■ Dataset content ■
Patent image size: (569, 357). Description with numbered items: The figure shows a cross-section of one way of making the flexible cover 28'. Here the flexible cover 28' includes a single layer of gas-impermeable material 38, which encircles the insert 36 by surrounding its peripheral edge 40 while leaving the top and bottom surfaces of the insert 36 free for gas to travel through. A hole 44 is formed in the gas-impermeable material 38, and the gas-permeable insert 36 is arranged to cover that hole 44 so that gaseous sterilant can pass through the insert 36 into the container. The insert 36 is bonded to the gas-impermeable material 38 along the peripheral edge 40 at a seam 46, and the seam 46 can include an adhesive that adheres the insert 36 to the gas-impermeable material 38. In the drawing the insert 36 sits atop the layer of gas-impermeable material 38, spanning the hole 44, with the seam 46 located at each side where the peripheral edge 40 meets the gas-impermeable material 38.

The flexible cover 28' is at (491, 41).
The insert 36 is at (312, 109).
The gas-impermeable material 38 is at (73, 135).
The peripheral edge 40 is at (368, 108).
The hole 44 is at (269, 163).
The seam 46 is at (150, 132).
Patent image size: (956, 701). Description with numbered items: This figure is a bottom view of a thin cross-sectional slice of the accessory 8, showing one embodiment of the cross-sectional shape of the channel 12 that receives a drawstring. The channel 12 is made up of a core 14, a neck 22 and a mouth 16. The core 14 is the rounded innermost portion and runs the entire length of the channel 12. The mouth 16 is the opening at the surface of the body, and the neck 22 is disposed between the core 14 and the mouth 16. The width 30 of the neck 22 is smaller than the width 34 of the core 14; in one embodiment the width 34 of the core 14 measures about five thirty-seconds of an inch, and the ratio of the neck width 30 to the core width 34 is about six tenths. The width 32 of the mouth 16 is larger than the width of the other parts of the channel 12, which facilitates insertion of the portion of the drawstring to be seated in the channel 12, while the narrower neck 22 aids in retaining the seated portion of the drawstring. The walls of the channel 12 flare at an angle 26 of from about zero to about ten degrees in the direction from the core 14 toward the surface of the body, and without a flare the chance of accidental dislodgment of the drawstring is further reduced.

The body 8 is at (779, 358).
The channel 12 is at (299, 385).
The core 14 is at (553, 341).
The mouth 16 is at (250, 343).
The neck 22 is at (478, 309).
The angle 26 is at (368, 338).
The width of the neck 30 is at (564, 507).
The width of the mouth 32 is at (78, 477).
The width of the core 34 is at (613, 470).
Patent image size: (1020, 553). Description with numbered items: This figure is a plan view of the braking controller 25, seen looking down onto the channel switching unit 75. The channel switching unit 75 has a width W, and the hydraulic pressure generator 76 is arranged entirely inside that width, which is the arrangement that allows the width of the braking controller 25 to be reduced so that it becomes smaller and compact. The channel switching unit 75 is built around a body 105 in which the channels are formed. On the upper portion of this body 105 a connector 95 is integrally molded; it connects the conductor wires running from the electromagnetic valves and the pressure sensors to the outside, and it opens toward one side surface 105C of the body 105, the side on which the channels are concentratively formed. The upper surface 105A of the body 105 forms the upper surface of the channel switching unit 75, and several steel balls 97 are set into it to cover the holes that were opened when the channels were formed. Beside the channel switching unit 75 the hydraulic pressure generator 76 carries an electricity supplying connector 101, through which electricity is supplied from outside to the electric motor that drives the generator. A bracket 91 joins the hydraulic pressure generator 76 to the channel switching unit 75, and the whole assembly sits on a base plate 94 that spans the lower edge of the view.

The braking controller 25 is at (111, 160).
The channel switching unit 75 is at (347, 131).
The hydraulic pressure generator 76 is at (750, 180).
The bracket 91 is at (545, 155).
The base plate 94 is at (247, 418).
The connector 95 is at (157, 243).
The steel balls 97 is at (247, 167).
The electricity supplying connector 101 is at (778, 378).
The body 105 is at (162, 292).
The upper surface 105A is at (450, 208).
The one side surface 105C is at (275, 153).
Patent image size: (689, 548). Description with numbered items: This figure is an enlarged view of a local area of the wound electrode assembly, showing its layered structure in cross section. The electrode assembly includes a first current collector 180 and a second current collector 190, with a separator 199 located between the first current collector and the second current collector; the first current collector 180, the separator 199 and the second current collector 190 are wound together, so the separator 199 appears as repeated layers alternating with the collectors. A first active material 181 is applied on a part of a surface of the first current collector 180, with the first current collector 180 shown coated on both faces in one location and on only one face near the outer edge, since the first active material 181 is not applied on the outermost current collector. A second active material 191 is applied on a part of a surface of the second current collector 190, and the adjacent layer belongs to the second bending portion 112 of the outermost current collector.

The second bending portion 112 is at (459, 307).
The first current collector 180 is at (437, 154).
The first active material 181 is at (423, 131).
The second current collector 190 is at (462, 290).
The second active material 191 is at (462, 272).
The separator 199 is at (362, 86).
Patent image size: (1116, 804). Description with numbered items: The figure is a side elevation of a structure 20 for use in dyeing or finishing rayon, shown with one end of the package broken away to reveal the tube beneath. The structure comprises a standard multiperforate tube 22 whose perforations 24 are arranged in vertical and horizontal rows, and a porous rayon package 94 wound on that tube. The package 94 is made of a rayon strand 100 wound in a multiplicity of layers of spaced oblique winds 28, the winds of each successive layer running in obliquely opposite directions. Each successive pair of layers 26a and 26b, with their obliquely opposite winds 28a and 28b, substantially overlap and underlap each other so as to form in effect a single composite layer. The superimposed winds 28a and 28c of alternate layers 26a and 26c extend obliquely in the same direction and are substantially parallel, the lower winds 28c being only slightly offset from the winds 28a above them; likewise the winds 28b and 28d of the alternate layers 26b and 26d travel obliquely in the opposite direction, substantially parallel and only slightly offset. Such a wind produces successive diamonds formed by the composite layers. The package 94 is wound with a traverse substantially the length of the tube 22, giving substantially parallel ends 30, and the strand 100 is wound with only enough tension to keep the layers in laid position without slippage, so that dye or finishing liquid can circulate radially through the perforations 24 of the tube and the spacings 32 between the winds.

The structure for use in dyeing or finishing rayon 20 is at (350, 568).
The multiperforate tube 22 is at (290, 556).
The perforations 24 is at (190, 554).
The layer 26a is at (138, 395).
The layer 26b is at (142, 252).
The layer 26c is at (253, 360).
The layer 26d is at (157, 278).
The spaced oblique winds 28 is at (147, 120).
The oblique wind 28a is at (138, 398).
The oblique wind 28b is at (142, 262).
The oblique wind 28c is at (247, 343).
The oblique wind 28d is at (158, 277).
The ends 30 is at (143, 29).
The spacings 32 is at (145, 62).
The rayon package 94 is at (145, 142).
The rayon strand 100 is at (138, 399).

■ Exercise directions ■
Can you gather every line above that contains the word "active", counting only matches with the same uppercase and lowercase letters?

■ Solution to the problem ■
Patent image size: (689, 548). Description with numbered items: This figure is an enlarged view of a local area of the wound electrode assembly, showing its layered structure in cross section. The electrode assembly includes a first current collector 180 and a second current collector 190, with a separator 199 located between the first current collector and the second current collector; the first current collector 180, the separator 199 and the second current collector 190 are wound together, so the separator 199 appears as repeated layers alternating with the collectors. A first active material 181 is applied on a part of a surface of the first current collector 180, with the first current collector 180 shown coated on both faces in one location and on only one face near the outer edge, since the first active material 181 is not applied on the outermost current collector. A second active material 191 is applied on a part of a surface of the second current collector 190, and the adjacent layer belongs to the second bending portion 112 of the outermost current collector.
The first active material 181 is at (423, 131).
The second active material 191 is at (462, 272).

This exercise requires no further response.